* **The task**
Pick up the article about Putney's generic pet medications after its final paragraph and keep writing it.

* **Document segment**
##########

The folks at generic pet med maker Putney had plenty to be thankful for this holiday season. The 8-year-old company, which is based in Portland, ME, scored four FDA approvals in the last three months of the year. It ended 2014 with one of its biggest victories to date: the FDA approval of carprofen chewable tablets, a generic version of Zoetis' ($ZTS) top-selling Rimadyl pain medication for pets.
The newest product offers Putney the opportunity to further penetrate what is now a $70 million market for carprofen, the company estimates. Rimadyl is still popular, but the overall market grew threefold after generic carprofen caplets (which Putney also makes) hit the market, the company's analysis shows. Now 80% of carprofen caplets dispensed by veterinarians are generics.
Carprofen is just one of many examples of how ripe the market for pet medications is for generic competition, Putney CEO Jean Hoffman told FierceAnimalHealth in a recent interview. "Pet pharma is a classic niche market," Hoffman said. "It's dominated by Big Pharma animal health companies that really aren't as successful in R&D because they don't have to be--there hasn't been much generic competition. So there are a lot of products with expired patents or soon-to-be-expired patents, and very limited generic competition."

##########

* **Records shown**
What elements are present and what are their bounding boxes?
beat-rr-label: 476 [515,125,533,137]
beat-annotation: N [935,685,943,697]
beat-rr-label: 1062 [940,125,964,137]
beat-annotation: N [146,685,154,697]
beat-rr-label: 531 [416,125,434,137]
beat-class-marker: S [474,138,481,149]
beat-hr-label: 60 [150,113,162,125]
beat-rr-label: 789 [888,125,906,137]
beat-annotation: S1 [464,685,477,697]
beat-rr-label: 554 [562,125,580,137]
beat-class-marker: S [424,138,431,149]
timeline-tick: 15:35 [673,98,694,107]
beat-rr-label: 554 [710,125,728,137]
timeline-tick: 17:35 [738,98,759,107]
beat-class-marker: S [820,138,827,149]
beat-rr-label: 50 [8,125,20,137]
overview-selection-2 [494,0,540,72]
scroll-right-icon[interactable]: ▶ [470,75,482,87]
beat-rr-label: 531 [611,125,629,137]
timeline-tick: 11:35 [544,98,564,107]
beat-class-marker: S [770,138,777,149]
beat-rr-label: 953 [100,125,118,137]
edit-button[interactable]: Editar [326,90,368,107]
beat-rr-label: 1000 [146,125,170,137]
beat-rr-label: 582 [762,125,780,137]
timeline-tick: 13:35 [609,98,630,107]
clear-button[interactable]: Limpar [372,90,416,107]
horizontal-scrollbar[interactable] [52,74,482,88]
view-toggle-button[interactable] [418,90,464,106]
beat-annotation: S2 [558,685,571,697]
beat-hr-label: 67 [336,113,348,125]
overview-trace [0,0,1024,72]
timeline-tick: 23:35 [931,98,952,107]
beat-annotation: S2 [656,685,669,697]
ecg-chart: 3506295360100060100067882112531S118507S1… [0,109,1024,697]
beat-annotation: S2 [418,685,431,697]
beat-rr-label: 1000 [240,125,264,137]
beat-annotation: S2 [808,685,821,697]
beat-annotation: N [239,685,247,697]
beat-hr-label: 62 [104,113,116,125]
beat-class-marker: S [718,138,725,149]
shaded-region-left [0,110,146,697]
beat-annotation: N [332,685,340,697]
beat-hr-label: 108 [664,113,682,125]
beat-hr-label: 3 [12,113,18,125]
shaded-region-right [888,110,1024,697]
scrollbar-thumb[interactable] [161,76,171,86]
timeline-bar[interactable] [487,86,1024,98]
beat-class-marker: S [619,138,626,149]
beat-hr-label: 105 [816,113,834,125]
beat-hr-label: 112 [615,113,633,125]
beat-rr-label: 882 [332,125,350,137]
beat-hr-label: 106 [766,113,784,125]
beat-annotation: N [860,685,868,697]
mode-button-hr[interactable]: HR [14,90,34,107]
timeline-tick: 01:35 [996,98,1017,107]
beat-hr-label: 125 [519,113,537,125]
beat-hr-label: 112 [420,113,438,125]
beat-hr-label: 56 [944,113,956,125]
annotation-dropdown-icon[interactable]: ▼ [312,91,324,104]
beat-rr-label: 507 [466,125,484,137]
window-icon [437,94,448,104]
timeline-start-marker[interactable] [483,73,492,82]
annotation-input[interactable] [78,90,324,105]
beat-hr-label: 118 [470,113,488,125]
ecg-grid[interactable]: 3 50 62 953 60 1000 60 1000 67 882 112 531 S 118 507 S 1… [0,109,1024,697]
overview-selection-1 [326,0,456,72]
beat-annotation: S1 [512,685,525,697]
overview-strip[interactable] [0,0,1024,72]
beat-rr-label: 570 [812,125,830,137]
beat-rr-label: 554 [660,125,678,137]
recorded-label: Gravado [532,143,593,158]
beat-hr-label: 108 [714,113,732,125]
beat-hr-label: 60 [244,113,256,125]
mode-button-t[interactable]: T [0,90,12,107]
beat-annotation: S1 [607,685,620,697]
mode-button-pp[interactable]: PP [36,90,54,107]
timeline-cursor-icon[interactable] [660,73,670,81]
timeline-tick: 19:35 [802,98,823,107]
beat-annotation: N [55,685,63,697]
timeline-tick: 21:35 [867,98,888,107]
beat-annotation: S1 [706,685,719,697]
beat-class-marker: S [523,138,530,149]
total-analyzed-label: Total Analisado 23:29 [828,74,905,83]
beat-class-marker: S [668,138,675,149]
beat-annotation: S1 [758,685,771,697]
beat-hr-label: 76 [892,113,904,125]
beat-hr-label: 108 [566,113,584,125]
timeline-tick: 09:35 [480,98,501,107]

##########

* **Response for this exercise**
That's not to say there haven't been obstacles for Putney. When the company launched a generic version of Zoetis' skin infection treatment Simplicef (cefpodoxime proxetil) in 2013, its marketing efforts were restricted by "blocking agreements" Zoetis had that prevented large distributors from carrying generic versions of its products, Hoffman said. So Putney found a work-around. "We were prevented from accessing the entire market by Zoetis' blocking agreements, so we used a network of smaller distributors, as well as our own direct-selling efforts," Hoffman said. In the end, "we were able to ship product into every veterinary clinic in the U.S."
Putney has raised $50 million in venture capital, most of which has been invested in R&D, Hoffman said.
Hoffman declined to provide details about Putney's pipeline, except to say that it includes generic versions of several top-selling drugs, as well as a few medicines that have proven to be "tricky" to develop in generic form. "We set out up front to develop a pipeline of 20 veterinary generic drugs," Hoffman said. "We believe that we have the largest pipeline in advanced stages of development and under review at the FDA of any company in animal health. That includes brands and generics."
Hoffman predicts Putney will turn a profit this year, and she said the company does not need to raise additional funding. "We're very excited about the pet medication industry. People love their pets, and they're spending a lot of money on them. They're also economically sensitive. So we believe there's a great future for both new drugs and generics."